● Job: Give every line back verbatim, dropping all images.

╭──

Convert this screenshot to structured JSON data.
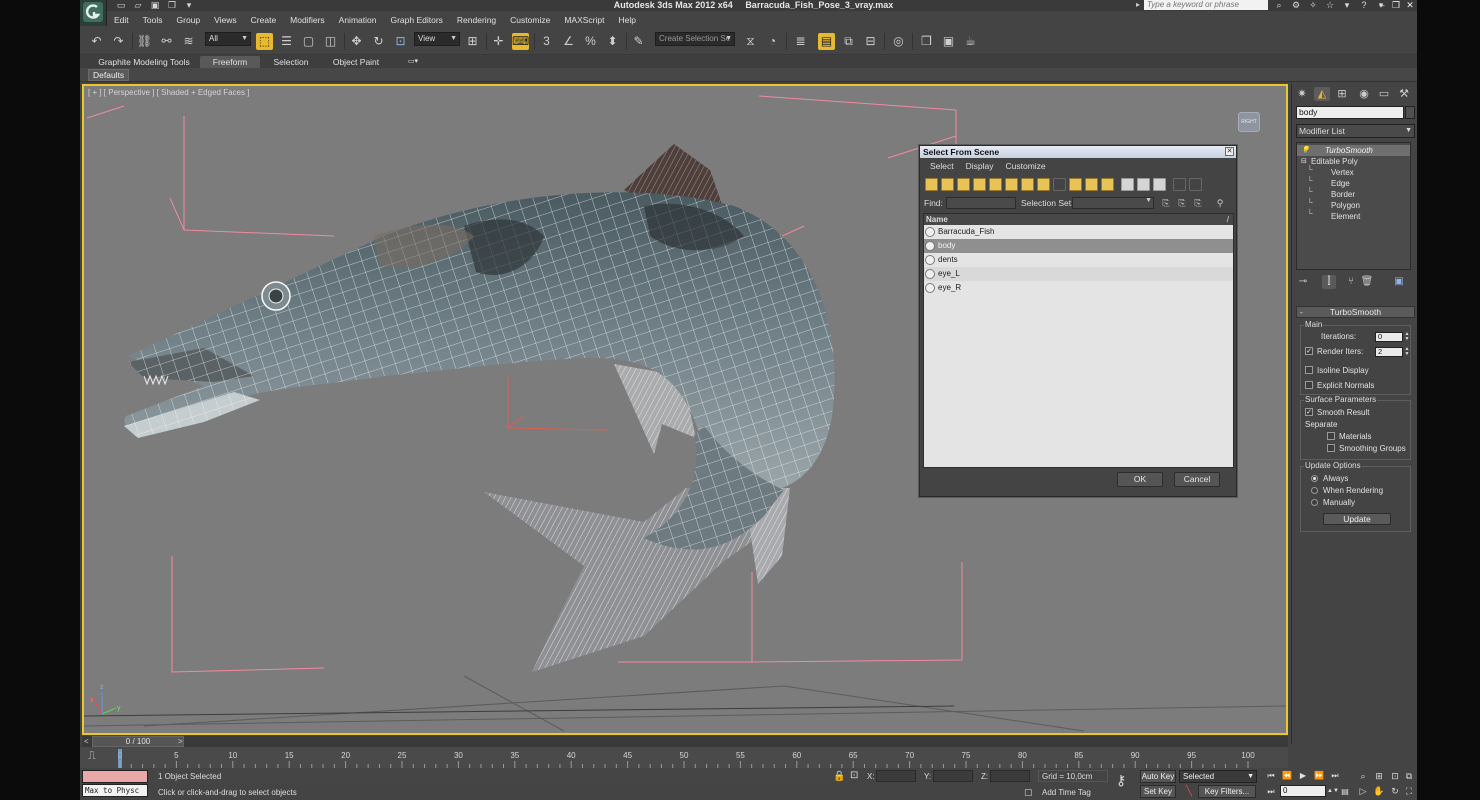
{
  "window": {
    "app_name": "Autodesk 3ds Max  2012 x64",
    "file_name": "Barracuda_Fish_Pose_3_vray.max",
    "help_search_placeholder": "Type a keyword or phrase"
  },
  "menus": [
    "Edit",
    "Tools",
    "Group",
    "Views",
    "Create",
    "Modifiers",
    "Animation",
    "Graph Editors",
    "Rendering",
    "Customize",
    "MAXScript",
    "Help"
  ],
  "toolbar": {
    "selection_filter": "All",
    "reference_coord": "View",
    "named_selection_placeholder": "Create Selection Se"
  },
  "ribbon": {
    "tabs": [
      "Graphite Modeling Tools",
      "Freeform",
      "Selection",
      "Object Paint"
    ],
    "active_tab": "Freeform",
    "sub_tab": "Defaults"
  },
  "viewport": {
    "label": "[ + ] [ Perspective ] [ Shaded + Edged Faces ]",
    "viewcube_label": "RIGHT"
  },
  "dialog": {
    "title": "Select From Scene",
    "menus": [
      "Select",
      "Display",
      "Customize"
    ],
    "find_label": "Find:",
    "find_value": "",
    "selection_set_label": "Selection Set:",
    "column_header": "Name",
    "items": [
      {
        "name": "Barracuda_Fish",
        "selected": false
      },
      {
        "name": "body",
        "selected": true
      },
      {
        "name": "dents",
        "selected": false
      },
      {
        "name": "eye_L",
        "selected": false
      },
      {
        "name": "eye_R",
        "selected": false
      }
    ],
    "ok_label": "OK",
    "cancel_label": "Cancel"
  },
  "command_panel": {
    "object_name": "body",
    "modifier_list": "Modifier List",
    "stack": [
      {
        "label": "TurboSmooth",
        "level": 0,
        "active": true
      },
      {
        "label": "Editable Poly",
        "level": 0,
        "active": false
      },
      {
        "label": "Vertex",
        "level": 1,
        "active": false
      },
      {
        "label": "Edge",
        "level": 1,
        "active": false
      },
      {
        "label": "Border",
        "level": 1,
        "active": false
      },
      {
        "label": "Polygon",
        "level": 1,
        "active": false
      },
      {
        "label": "Element",
        "level": 1,
        "active": false
      }
    ],
    "rollout_title": "TurboSmooth",
    "main": {
      "group_label": "Main",
      "iterations_label": "Iterations:",
      "iterations_value": "0",
      "render_iters_label": "Render Iters:",
      "render_iters_value": "2",
      "render_iters_checked": true,
      "isoline_label": "Isoline Display",
      "isoline_checked": false,
      "explicit_normals_label": "Explicit Normals",
      "explicit_normals_checked": false
    },
    "surface": {
      "group_label": "Surface Parameters",
      "smooth_result_label": "Smooth Result",
      "smooth_result_checked": true,
      "separate_label": "Separate",
      "materials_label": "Materials",
      "materials_checked": false,
      "smoothing_groups_label": "Smoothing Groups",
      "smoothing_groups_checked": false
    },
    "update": {
      "group_label": "Update Options",
      "options": [
        "Always",
        "When Rendering",
        "Manually"
      ],
      "selected": "Always",
      "button_label": "Update"
    }
  },
  "timeline": {
    "slider_label": "0 / 100",
    "ticks": [
      0,
      5,
      10,
      15,
      20,
      25,
      30,
      35,
      40,
      45,
      50,
      55,
      60,
      65,
      70,
      75,
      80,
      85,
      90,
      95,
      100
    ],
    "max_frame": 100
  },
  "status": {
    "maxscript_text": "Max to Physc",
    "selection_info": "1 Object Selected",
    "prompt": "Click or click-and-drag to select objects",
    "x_label": "X:",
    "y_label": "Y:",
    "z_label": "Z:",
    "grid": "Grid = 10,0cm",
    "add_time_tag": "Add Time Tag",
    "auto_key": "Auto Key",
    "set_key": "Set Key",
    "selected_mode": "Selected",
    "key_filters": "Key Filters...",
    "current_frame": "0"
  },
  "colors": {
    "viewport_border": "#e9c82d",
    "viewport_bg": "#7c7c7c",
    "selection_highlight": "#8f8f8f",
    "accent_orange": "#e8a23a"
  }
}
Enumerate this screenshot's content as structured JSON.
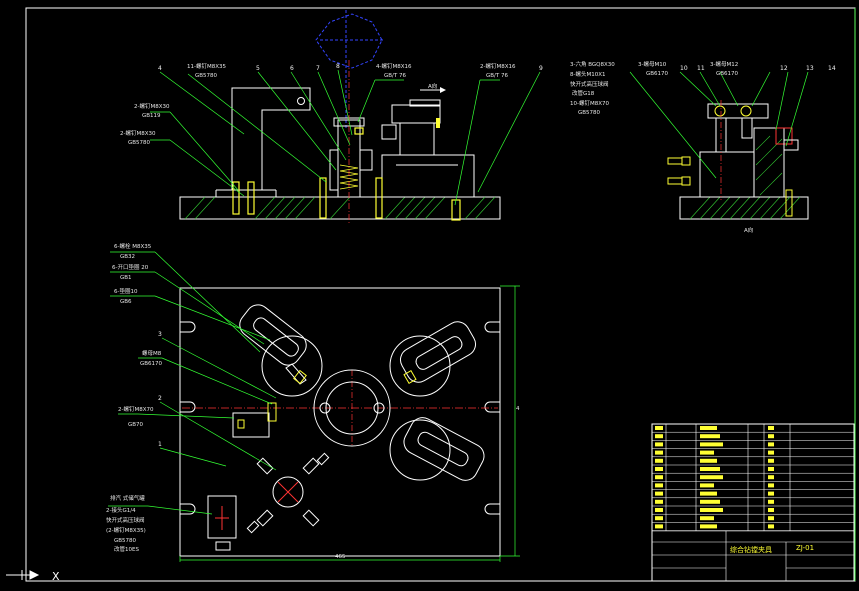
{
  "colors": {
    "background": "#000000",
    "outline": "#ffffff",
    "leader": "#33ff33",
    "center": "#ff3333",
    "hidden": "#3344ff",
    "hatch": "#33cc33",
    "text": "#ffff33",
    "bolt": "#ffff33"
  },
  "icons": {
    "cursor": "ucs-crosshair-icon"
  },
  "front_view": {
    "labels": [
      {
        "id": "l1",
        "text": "2-螺钉M8X30"
      },
      {
        "id": "l1b",
        "text": "GB119"
      },
      {
        "id": "l2",
        "text": "2-螺钉M8X30"
      },
      {
        "id": "l2b",
        "text": "GB5780"
      },
      {
        "id": "l3",
        "text": "11-螺钉M8X35"
      },
      {
        "id": "l3b",
        "text": "GB5780"
      },
      {
        "id": "l4",
        "text": "4-螺钉M8X16"
      },
      {
        "id": "l4b",
        "text": "GB/T 76"
      },
      {
        "id": "l5",
        "text": "2-螺钉M8X16"
      },
      {
        "id": "l5b",
        "text": "GB/T 76"
      }
    ],
    "numbers": [
      "4",
      "5",
      "6",
      "7",
      "8",
      "9"
    ],
    "section_mark": "A向"
  },
  "side_view": {
    "labels": [
      {
        "id": "s1",
        "text": "3-六角  BGQ8X30"
      },
      {
        "id": "s2",
        "text": "8-螺头M10X1"
      },
      {
        "id": "s3",
        "text": "快开式高压球阀"
      },
      {
        "id": "s4",
        "text": "改管G18"
      },
      {
        "id": "s5",
        "text": "10-螺钉M8X70"
      },
      {
        "id": "s5b",
        "text": "GB5780"
      },
      {
        "id": "s6",
        "text": "3-螺母M10"
      },
      {
        "id": "s6b",
        "text": "GB6170"
      },
      {
        "id": "s7",
        "text": "3-螺母M12"
      },
      {
        "id": "s7b",
        "text": "GB6170"
      }
    ],
    "numbers": [
      "10",
      "11",
      "12",
      "13",
      "14"
    ],
    "view_label": "A向"
  },
  "plan_view": {
    "labels": [
      {
        "id": "p1",
        "text": "6-螺栓 M8X35"
      },
      {
        "id": "p1b",
        "text": "GB32"
      },
      {
        "id": "p2",
        "text": "6-开口垫圈 20"
      },
      {
        "id": "p2b",
        "text": "GB1"
      },
      {
        "id": "p3",
        "text": "6-垫圈10"
      },
      {
        "id": "p3b",
        "text": "GB6"
      },
      {
        "id": "p4",
        "text": "螺母M8"
      },
      {
        "id": "p4b",
        "text": "GB6170"
      },
      {
        "id": "p5",
        "text": "2-螺钉M8X70"
      },
      {
        "id": "p5b",
        "text": "GB70"
      },
      {
        "id": "p6",
        "text": "排汽 式储气罐"
      },
      {
        "id": "p7",
        "text": "2-接头G1/4"
      },
      {
        "id": "p8",
        "text": "快开式高压球阀"
      },
      {
        "id": "p9",
        "text": "(2-螺钉M8X35)"
      },
      {
        "id": "p10",
        "text": "GB5780"
      },
      {
        "id": "p11",
        "text": "改管10ES"
      }
    ],
    "numbers": [
      "1",
      "2",
      "3"
    ],
    "dims": {
      "width": "465",
      "height": "4"
    }
  },
  "title_block": {
    "part_name": "综合钻镗夹具",
    "drawing_no": "ZJ-01"
  },
  "cursor_label": "X"
}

╰──

● Response for this exercise:
Convert this screenshot to structured JSON data.
{
  "window": {
    "app_name": "Autodesk 3ds Max  2012 x64",
    "file_name": "Barracuda_Fish_Pose_3_vray.max",
    "help_search_placeholder": "Type a keyword or phrase"
  },
  "menus": [
    "Edit",
    "Tools",
    "Group",
    "Views",
    "Create",
    "Modifiers",
    "Animation",
    "Graph Editors",
    "Rendering",
    "Customize",
    "MAXScript",
    "Help"
  ],
  "toolbar": {
    "selection_filter": "All",
    "reference_coord": "View",
    "named_selection_placeholder": "Create Selection Se"
  },
  "ribbon": {
    "tabs": [
      "Graphite Modeling Tools",
      "Freeform",
      "Selection",
      "Object Paint"
    ],
    "active_tab": "Freeform",
    "sub_tab": "Defaults"
  },
  "viewport": {
    "label": "[ + ] [ Perspective ] [ Shaded + Edged Faces ]",
    "viewcube_label": "RIGHT"
  },
  "dialog": {
    "title": "Select From Scene",
    "menus": [
      "Select",
      "Display",
      "Customize"
    ],
    "find_label": "Find:",
    "find_value": "",
    "selection_set_label": "Selection Set:",
    "column_header": "Name",
    "items": [
      {
        "name": "Barracuda_Fish",
        "selected": false
      },
      {
        "name": "body",
        "selected": true
      },
      {
        "name": "dents",
        "selected": false
      },
      {
        "name": "eye_L",
        "selected": false
      },
      {
        "name": "eye_R",
        "selected": false
      }
    ],
    "ok_label": "OK",
    "cancel_label": "Cancel"
  },
  "command_panel": {
    "object_name": "body",
    "modifier_list": "Modifier List",
    "stack": [
      {
        "label": "TurboSmooth",
        "level": 0,
        "active": true
      },
      {
        "label": "Editable Poly",
        "level": 0,
        "active": false
      },
      {
        "label": "Vertex",
        "level": 1,
        "active": false
      },
      {
        "label": "Edge",
        "level": 1,
        "active": false
      },
      {
        "label": "Border",
        "level": 1,
        "active": false
      },
      {
        "label": "Polygon",
        "level": 1,
        "active": false
      },
      {
        "label": "Element",
        "level": 1,
        "active": false
      }
    ],
    "rollout_title": "TurboSmooth",
    "main": {
      "group_label": "Main",
      "iterations_label": "Iterations:",
      "iterations_value": "0",
      "render_iters_label": "Render Iters:",
      "render_iters_value": "2",
      "render_iters_checked": true,
      "isoline_label": "Isoline Display",
      "isoline_checked": false,
      "explicit_normals_label": "Explicit Normals",
      "explicit_normals_checked": false
    },
    "surface": {
      "group_label": "Surface Parameters",
      "smooth_result_label": "Smooth Result",
      "smooth_result_checked": true,
      "separate_label": "Separate",
      "materials_label": "Materials",
      "materials_checked": false,
      "smoothing_groups_label": "Smoothing Groups",
      "smoothing_groups_checked": false
    },
    "update": {
      "group_label": "Update Options",
      "options": [
        "Always",
        "When Rendering",
        "Manually"
      ],
      "selected": "Always",
      "button_label": "Update"
    }
  },
  "timeline": {
    "slider_label": "0 / 100",
    "ticks": [
      0,
      5,
      10,
      15,
      20,
      25,
      30,
      35,
      40,
      45,
      50,
      55,
      60,
      65,
      70,
      75,
      80,
      85,
      90,
      95,
      100
    ],
    "max_frame": 100
  },
  "status": {
    "maxscript_text": "Max to Physc",
    "selection_info": "1 Object Selected",
    "prompt": "Click or click-and-drag to select objects",
    "x_label": "X:",
    "y_label": "Y:",
    "z_label": "Z:",
    "grid": "Grid = 10,0cm",
    "add_time_tag": "Add Time Tag",
    "auto_key": "Auto Key",
    "set_key": "Set Key",
    "selected_mode": "Selected",
    "key_filters": "Key Filters...",
    "current_frame": "0"
  },
  "colors": {
    "viewport_border": "#e9c82d",
    "viewport_bg": "#7c7c7c",
    "selection_highlight": "#8f8f8f",
    "accent_orange": "#e8a23a"
  }
}
Enumerate this screenshot's content as structured JSON.
{
  "colors": {
    "background": "#000000",
    "outline": "#ffffff",
    "leader": "#33ff33",
    "center": "#ff3333",
    "hidden": "#3344ff",
    "hatch": "#33cc33",
    "text": "#ffff33",
    "bolt": "#ffff33"
  },
  "icons": {
    "cursor": "ucs-crosshair-icon"
  },
  "front_view": {
    "labels": [
      {
        "id": "l1",
        "text": "2-螺钉M8X30"
      },
      {
        "id": "l1b",
        "text": "GB119"
      },
      {
        "id": "l2",
        "text": "2-螺钉M8X30"
      },
      {
        "id": "l2b",
        "text": "GB5780"
      },
      {
        "id": "l3",
        "text": "11-螺钉M8X35"
      },
      {
        "id": "l3b",
        "text": "GB5780"
      },
      {
        "id": "l4",
        "text": "4-螺钉M8X16"
      },
      {
        "id": "l4b",
        "text": "GB/T 76"
      },
      {
        "id": "l5",
        "text": "2-螺钉M8X16"
      },
      {
        "id": "l5b",
        "text": "GB/T 76"
      }
    ],
    "numbers": [
      "4",
      "5",
      "6",
      "7",
      "8",
      "9"
    ],
    "section_mark": "A向"
  },
  "side_view": {
    "labels": [
      {
        "id": "s1",
        "text": "3-六角  BGQ8X30"
      },
      {
        "id": "s2",
        "text": "8-螺头M10X1"
      },
      {
        "id": "s3",
        "text": "快开式高压球阀"
      },
      {
        "id": "s4",
        "text": "改管G18"
      },
      {
        "id": "s5",
        "text": "10-螺钉M8X70"
      },
      {
        "id": "s5b",
        "text": "GB5780"
      },
      {
        "id": "s6",
        "text": "3-螺母M10"
      },
      {
        "id": "s6b",
        "text": "GB6170"
      },
      {
        "id": "s7",
        "text": "3-螺母M12"
      },
      {
        "id": "s7b",
        "text": "GB6170"
      }
    ],
    "numbers": [
      "10",
      "11",
      "12",
      "13",
      "14"
    ],
    "view_label": "A向"
  },
  "plan_view": {
    "labels": [
      {
        "id": "p1",
        "text": "6-螺栓 M8X35"
      },
      {
        "id": "p1b",
        "text": "GB32"
      },
      {
        "id": "p2",
        "text": "6-开口垫圈 20"
      },
      {
        "id": "p2b",
        "text": "GB1"
      },
      {
        "id": "p3",
        "text": "6-垫圈10"
      },
      {
        "id": "p3b",
        "text": "GB6"
      },
      {
        "id": "p4",
        "text": "螺母M8"
      },
      {
        "id": "p4b",
        "text": "GB6170"
      },
      {
        "id": "p5",
        "text": "2-螺钉M8X70"
      },
      {
        "id": "p5b",
        "text": "GB70"
      },
      {
        "id": "p6",
        "text": "排汽 式储气罐"
      },
      {
        "id": "p7",
        "text": "2-接头G1/4"
      },
      {
        "id": "p8",
        "text": "快开式高压球阀"
      },
      {
        "id": "p9",
        "text": "(2-螺钉M8X35)"
      },
      {
        "id": "p10",
        "text": "GB5780"
      },
      {
        "id": "p11",
        "text": "改管10ES"
      }
    ],
    "numbers": [
      "1",
      "2",
      "3"
    ],
    "dims": {
      "width": "465",
      "height": "4"
    }
  },
  "title_block": {
    "part_name": "综合钻镗夹具",
    "drawing_no": "ZJ-01"
  },
  "cursor_label": "X"
}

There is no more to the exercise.